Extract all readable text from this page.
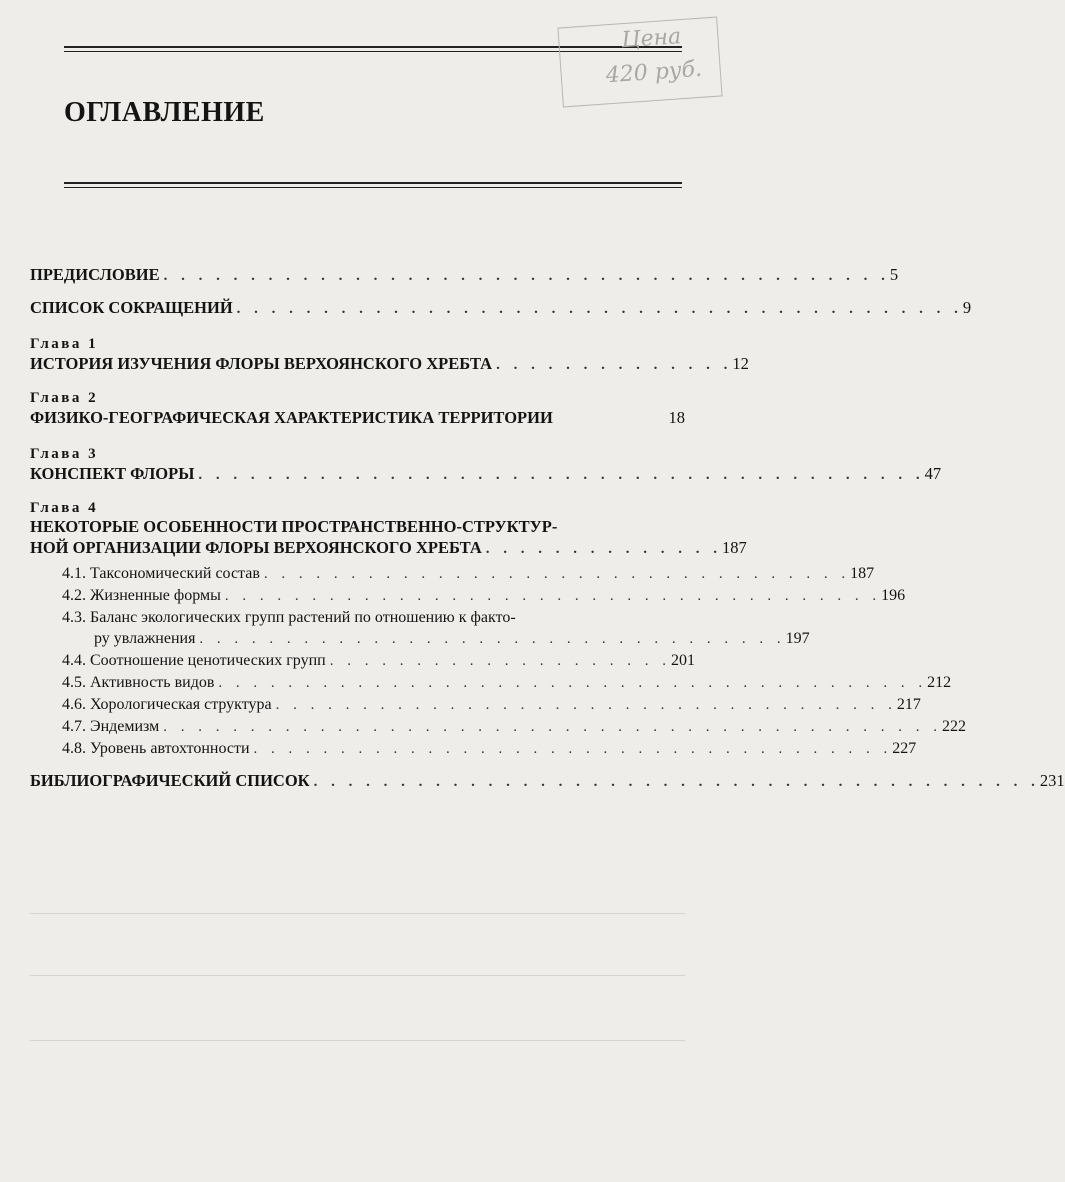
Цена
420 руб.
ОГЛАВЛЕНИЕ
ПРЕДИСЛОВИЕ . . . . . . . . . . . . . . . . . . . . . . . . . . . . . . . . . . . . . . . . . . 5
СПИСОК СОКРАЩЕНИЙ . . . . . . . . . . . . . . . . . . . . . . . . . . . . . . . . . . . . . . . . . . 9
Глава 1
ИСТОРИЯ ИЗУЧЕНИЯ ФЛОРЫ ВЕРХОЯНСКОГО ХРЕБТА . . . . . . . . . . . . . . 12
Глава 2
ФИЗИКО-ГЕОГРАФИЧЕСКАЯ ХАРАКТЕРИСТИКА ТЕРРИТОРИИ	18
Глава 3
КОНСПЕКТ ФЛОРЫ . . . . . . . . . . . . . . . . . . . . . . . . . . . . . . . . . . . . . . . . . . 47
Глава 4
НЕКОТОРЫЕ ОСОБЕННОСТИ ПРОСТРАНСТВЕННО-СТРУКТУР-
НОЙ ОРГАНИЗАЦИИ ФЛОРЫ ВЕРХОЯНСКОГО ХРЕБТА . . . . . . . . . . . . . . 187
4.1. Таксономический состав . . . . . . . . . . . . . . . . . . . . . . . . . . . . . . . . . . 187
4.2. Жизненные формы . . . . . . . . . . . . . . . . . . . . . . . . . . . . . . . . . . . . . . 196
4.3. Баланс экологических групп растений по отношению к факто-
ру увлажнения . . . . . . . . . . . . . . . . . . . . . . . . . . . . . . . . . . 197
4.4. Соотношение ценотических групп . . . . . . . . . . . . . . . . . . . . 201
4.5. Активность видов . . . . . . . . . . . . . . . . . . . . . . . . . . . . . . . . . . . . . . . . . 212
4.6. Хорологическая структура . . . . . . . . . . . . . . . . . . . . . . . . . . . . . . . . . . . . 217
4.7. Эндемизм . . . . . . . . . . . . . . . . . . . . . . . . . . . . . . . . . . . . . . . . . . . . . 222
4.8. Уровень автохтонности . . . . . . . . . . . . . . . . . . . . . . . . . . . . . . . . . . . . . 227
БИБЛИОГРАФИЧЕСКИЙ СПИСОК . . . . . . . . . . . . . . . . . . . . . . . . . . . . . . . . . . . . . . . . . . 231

******

GIVEN INSTRUCTION:
Every line of the data above should be quoted exactly. Omit the pictures.

ANSWER TO THIS PROBLEM:
Extract all readable text from this page.
Цена
420 руб.
ОГЛАВЛЕНИЕ
ПРЕДИСЛОВИЕ . . . . . . . . . . . . . . . . . . . . . . . . . . . . . . . . . . . . . . . . . . 5
СПИСОК СОКРАЩЕНИЙ . . . . . . . . . . . . . . . . . . . . . . . . . . . . . . . . . . . . . . . . . . 9
Глава 1
ИСТОРИЯ ИЗУЧЕНИЯ ФЛОРЫ ВЕРХОЯНСКОГО ХРЕБТА . . . . . . . . . . . . . . 12
Глава 2
ФИЗИКО-ГЕОГРАФИЧЕСКАЯ ХАРАКТЕРИСТИКА ТЕРРИТОРИИ	18
Глава 3
КОНСПЕКТ ФЛОРЫ . . . . . . . . . . . . . . . . . . . . . . . . . . . . . . . . . . . . . . . . . . 47
Глава 4
НЕКОТОРЫЕ ОСОБЕННОСТИ ПРОСТРАНСТВЕННО-СТРУКТУР-
НОЙ ОРГАНИЗАЦИИ ФЛОРЫ ВЕРХОЯНСКОГО ХРЕБТА . . . . . . . . . . . . . . 187
4.1. Таксономический состав . . . . . . . . . . . . . . . . . . . . . . . . . . . . . . . . . . 187
4.2. Жизненные формы . . . . . . . . . . . . . . . . . . . . . . . . . . . . . . . . . . . . . . 196
4.3. Баланс экологических групп растений по отношению к факто-
ру увлажнения . . . . . . . . . . . . . . . . . . . . . . . . . . . . . . . . . . 197
4.4. Соотношение ценотических групп . . . . . . . . . . . . . . . . . . . . 201
4.5. Активность видов . . . . . . . . . . . . . . . . . . . . . . . . . . . . . . . . . . . . . . . . . 212
4.6. Хорологическая структура . . . . . . . . . . . . . . . . . . . . . . . . . . . . . . . . . . . . 217
4.7. Эндемизм . . . . . . . . . . . . . . . . . . . . . . . . . . . . . . . . . . . . . . . . . . . . . 222
4.8. Уровень автохтонности . . . . . . . . . . . . . . . . . . . . . . . . . . . . . . . . . . . . . 227
БИБЛИОГРАФИЧЕСКИЙ СПИСОК . . . . . . . . . . . . . . . . . . . . . . . . . . . . . . . . . . . . . . . . . . 231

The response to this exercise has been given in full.